Exercise description.
Return the number of lines that include the string "hint", without any other text.

Dataset excerpt.
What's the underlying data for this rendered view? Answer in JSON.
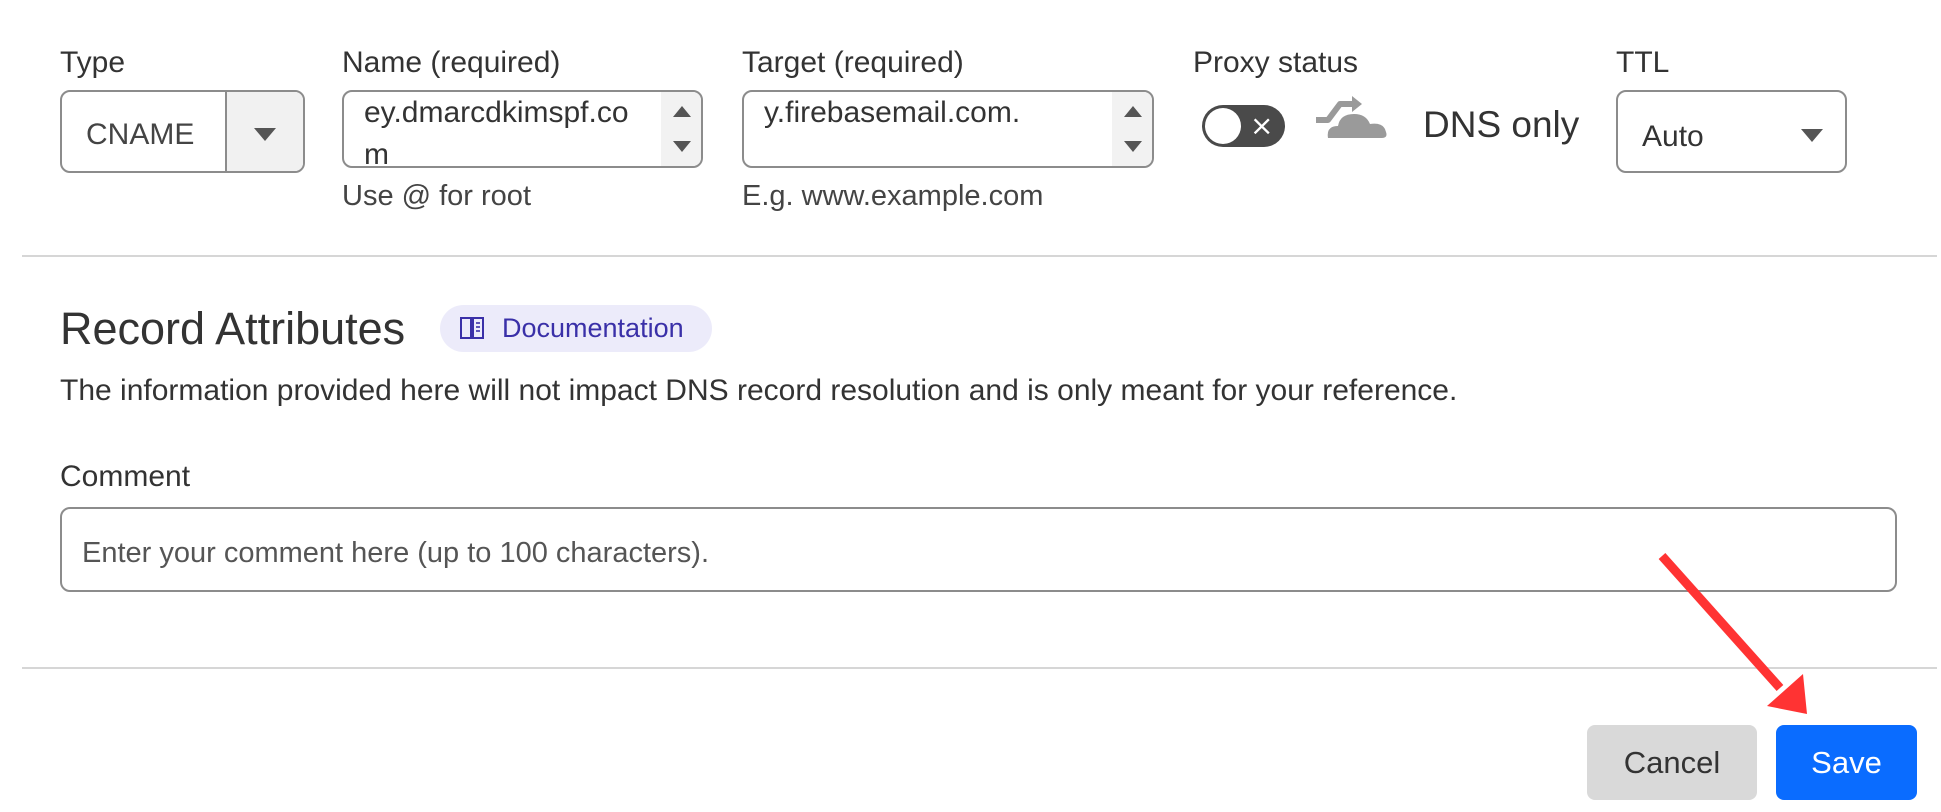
{
  "record": {
    "type": {
      "label": "Type",
      "value": "CNAME"
    },
    "name": {
      "label": "Name (required)",
      "value": "ey.dmarcdkimspf.com",
      "hint": "Use @ for root"
    },
    "target": {
      "label": "Target (required)",
      "value": "y.firebasemail.com.",
      "hint": "E.g. www.example.com"
    },
    "proxy": {
      "label": "Proxy status",
      "toggle_on": false,
      "toggle_glyph": "×",
      "status_text": "DNS only",
      "icon": "cloud-dns-only-icon"
    },
    "ttl": {
      "label": "TTL",
      "value": "Auto"
    }
  },
  "attributes": {
    "title": "Record Attributes",
    "doc_link_label": "Documentation",
    "description": "The information provided here will not impact DNS record resolution and is only meant for your reference.",
    "comment_label": "Comment",
    "comment_value": "",
    "comment_placeholder": "Enter your comment here (up to 100 characters)."
  },
  "actions": {
    "cancel_label": "Cancel",
    "save_label": "Save"
  },
  "colors": {
    "save_bg": "#0a6cff",
    "cancel_bg": "#d9d9d9",
    "doc_badge_bg": "#ecebfa",
    "doc_badge_text": "#3a30a8",
    "annotation_arrow": "#ff3333"
  }
}
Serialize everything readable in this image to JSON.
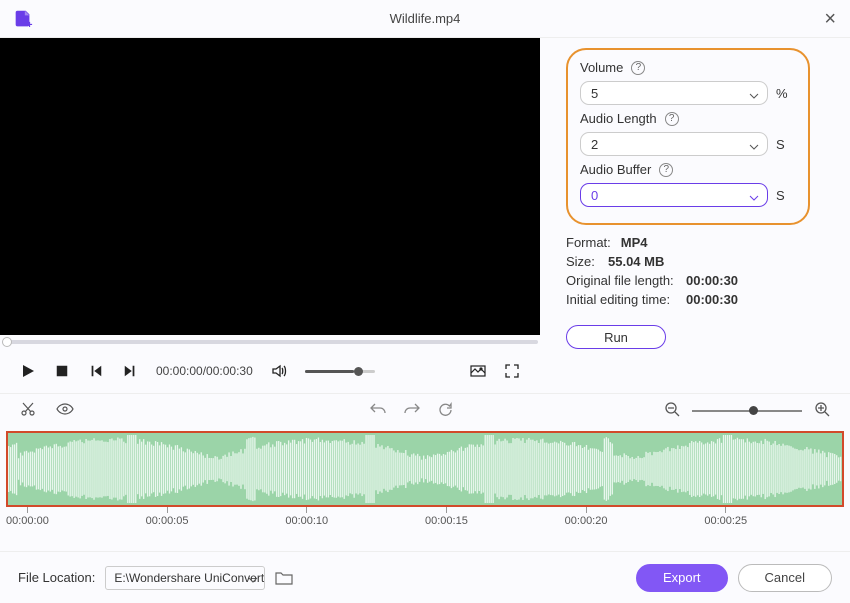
{
  "title": "Wildlife.mp4",
  "side": {
    "volume_label": "Volume",
    "volume_value": "5",
    "volume_unit": "%",
    "audio_length_label": "Audio Length",
    "audio_length_value": "2",
    "audio_length_unit": "S",
    "audio_buffer_label": "Audio Buffer",
    "audio_buffer_value": "0",
    "audio_buffer_unit": "S",
    "format_label": "Format:",
    "format_value": "MP4",
    "size_label": "Size:",
    "size_value": "55.04 MB",
    "orig_len_label": "Original file length:",
    "orig_len_value": "00:00:30",
    "init_time_label": "Initial editing time:",
    "init_time_value": "00:00:30",
    "run_label": "Run"
  },
  "controls": {
    "time_display": "00:00:00/00:00:30"
  },
  "ruler": [
    "00:00:00",
    "00:00:05",
    "00:00:10",
    "00:00:15",
    "00:00:20",
    "00:00:25"
  ],
  "footer": {
    "location_label": "File Location:",
    "path_value": "E:\\Wondershare UniConverter",
    "export_label": "Export",
    "cancel_label": "Cancel"
  }
}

Answer to this task.
2